* **TRY IT**
Your answer should repeat every line of the records below in which the word "tumore" appears.

* **RECORD EXCERPTS**
= = =

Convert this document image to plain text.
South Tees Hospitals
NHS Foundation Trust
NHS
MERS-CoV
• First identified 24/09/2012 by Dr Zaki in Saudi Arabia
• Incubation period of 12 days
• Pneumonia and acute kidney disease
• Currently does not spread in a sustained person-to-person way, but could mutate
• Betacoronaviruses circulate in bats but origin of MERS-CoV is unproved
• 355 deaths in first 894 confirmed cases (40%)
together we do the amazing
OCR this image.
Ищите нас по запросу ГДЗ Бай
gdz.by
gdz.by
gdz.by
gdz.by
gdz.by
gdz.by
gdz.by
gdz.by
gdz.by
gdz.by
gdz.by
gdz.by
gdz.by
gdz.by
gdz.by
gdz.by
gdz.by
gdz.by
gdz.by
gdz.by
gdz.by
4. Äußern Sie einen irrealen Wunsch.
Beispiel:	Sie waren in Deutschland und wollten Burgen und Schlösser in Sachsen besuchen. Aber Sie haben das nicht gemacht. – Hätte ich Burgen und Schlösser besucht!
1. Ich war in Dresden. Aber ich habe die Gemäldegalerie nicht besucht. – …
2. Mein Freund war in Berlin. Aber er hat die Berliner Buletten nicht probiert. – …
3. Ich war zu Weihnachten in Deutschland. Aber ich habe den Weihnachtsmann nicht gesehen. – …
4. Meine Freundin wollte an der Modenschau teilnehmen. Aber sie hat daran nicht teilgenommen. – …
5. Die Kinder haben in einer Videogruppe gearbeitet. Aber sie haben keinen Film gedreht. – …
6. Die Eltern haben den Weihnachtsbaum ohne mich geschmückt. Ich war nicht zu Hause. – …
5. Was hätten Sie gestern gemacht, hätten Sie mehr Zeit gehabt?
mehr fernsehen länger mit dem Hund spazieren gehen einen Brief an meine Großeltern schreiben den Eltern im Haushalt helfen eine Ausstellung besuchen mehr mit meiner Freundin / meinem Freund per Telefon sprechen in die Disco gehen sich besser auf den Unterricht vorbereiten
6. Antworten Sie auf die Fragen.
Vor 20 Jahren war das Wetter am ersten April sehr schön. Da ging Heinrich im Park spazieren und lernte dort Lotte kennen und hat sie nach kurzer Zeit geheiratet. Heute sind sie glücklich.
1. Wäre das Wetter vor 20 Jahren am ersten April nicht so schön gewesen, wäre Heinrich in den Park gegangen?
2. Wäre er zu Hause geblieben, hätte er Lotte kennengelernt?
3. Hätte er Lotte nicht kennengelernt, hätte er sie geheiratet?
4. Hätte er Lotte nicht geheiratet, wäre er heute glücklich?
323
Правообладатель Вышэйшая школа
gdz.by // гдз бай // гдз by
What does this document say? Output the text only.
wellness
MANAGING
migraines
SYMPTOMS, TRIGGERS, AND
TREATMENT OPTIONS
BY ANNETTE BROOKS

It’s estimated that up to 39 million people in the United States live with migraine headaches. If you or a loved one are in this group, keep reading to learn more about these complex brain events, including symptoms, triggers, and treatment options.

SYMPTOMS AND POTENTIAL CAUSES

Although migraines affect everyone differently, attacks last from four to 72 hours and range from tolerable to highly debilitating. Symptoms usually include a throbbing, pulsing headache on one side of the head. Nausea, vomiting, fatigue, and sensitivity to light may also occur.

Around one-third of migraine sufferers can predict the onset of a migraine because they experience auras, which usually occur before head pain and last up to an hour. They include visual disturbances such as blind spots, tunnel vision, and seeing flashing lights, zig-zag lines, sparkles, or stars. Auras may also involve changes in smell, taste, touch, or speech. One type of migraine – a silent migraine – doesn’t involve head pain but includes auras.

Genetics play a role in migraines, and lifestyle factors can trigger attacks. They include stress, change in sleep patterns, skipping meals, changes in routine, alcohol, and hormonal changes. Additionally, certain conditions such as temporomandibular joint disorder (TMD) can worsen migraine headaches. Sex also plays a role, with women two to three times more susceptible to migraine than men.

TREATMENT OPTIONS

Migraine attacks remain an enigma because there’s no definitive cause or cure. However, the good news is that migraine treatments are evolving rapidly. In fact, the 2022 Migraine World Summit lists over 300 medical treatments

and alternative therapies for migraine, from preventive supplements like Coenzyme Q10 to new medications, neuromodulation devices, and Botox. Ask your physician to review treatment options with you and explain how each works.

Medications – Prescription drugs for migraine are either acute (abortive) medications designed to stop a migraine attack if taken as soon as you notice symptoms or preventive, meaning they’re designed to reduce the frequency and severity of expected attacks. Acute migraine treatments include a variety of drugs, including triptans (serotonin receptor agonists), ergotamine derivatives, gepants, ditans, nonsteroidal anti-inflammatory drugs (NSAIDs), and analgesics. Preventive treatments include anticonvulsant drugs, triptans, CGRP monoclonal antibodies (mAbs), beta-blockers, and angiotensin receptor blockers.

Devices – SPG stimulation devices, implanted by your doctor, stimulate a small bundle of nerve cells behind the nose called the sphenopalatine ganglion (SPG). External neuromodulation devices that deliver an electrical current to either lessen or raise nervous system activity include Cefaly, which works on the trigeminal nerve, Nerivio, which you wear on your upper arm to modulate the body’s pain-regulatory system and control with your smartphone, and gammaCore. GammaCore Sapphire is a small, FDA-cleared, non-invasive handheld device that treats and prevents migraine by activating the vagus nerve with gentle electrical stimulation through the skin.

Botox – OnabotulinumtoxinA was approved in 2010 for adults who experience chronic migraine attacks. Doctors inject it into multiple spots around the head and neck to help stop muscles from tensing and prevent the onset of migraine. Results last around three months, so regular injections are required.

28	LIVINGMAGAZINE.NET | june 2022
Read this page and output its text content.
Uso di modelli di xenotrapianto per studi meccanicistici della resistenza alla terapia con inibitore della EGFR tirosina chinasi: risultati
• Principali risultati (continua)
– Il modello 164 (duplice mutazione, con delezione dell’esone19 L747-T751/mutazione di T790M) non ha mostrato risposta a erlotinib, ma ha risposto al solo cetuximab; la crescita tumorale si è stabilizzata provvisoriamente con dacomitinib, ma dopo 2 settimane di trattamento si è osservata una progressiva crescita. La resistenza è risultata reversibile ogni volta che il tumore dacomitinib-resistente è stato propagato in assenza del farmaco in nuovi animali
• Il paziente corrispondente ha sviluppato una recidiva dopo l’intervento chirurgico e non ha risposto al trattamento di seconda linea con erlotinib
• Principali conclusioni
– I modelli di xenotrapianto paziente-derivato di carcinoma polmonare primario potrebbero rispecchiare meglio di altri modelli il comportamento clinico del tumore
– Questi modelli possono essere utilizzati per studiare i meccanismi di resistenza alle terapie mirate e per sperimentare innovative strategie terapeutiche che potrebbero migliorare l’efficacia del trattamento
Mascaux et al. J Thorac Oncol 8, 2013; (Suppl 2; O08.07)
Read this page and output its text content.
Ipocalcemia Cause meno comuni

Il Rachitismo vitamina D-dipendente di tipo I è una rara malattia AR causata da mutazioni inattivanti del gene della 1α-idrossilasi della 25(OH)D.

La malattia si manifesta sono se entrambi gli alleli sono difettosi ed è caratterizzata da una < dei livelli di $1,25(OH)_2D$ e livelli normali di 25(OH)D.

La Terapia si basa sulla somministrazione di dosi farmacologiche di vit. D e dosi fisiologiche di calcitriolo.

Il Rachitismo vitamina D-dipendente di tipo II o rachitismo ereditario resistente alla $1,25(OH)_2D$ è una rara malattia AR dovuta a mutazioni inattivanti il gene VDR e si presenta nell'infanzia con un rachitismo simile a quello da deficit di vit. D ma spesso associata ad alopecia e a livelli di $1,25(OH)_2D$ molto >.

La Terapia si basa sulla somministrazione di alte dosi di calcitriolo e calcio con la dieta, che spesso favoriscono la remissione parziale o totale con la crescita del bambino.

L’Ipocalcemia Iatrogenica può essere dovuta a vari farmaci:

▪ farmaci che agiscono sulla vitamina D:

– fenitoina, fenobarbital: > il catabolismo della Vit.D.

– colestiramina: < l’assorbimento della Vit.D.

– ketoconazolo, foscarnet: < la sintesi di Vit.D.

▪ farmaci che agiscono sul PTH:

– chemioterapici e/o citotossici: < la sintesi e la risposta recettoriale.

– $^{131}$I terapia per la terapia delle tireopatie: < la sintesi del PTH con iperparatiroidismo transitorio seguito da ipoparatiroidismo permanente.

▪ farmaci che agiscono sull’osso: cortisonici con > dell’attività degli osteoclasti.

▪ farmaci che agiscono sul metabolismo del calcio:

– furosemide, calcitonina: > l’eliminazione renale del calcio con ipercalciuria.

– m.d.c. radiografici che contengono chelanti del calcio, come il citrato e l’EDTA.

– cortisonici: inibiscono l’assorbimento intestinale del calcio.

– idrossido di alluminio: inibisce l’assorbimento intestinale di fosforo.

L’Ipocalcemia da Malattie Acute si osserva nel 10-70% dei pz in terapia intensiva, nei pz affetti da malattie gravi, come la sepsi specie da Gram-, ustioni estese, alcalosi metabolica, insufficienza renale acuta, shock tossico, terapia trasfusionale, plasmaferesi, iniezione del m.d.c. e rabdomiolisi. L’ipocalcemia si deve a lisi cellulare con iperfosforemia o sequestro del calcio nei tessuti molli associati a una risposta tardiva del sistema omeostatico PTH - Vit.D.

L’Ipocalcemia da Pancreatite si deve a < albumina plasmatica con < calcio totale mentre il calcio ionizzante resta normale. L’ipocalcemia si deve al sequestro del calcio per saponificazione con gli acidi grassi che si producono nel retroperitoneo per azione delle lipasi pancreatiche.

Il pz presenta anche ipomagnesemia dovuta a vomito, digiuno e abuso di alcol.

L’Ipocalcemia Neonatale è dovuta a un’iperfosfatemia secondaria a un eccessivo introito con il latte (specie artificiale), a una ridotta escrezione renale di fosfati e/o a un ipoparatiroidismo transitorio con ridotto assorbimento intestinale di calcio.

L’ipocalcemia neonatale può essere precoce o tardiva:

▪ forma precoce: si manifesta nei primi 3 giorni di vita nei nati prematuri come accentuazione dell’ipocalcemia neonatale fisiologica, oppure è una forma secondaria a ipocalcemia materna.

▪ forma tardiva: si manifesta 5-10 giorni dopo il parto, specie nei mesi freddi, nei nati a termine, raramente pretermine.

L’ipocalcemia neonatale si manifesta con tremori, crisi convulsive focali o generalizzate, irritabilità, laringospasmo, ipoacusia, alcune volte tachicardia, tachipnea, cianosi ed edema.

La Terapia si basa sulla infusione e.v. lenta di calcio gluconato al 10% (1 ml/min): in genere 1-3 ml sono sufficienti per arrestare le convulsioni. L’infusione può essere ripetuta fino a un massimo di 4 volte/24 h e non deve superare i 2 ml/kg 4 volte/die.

= = =

* **ANSWER AREA**
– Il modello 164 (duplice mutazione, con delezione dell’esone19 L747-T751/mutazione di T790M) non ha mostrato risposta a erlotinib, ma ha risposto al solo cetuximab; la crescita tumorale si è stabilizzata provvisoriamente con dacomitinib, ma dopo 2 settimane di trattamento si è osservata una progressiva crescita. La resistenza è risultata reversibile ogni volta che il tumore dacomitinib-resistente è stato propagato in assenza del farmaco in nuovi animali
– I modelli di xenotrapianto paziente-derivato di carcinoma polmonare primario potrebbero rispecchiare meglio di altri modelli il comportamento clinico del tumore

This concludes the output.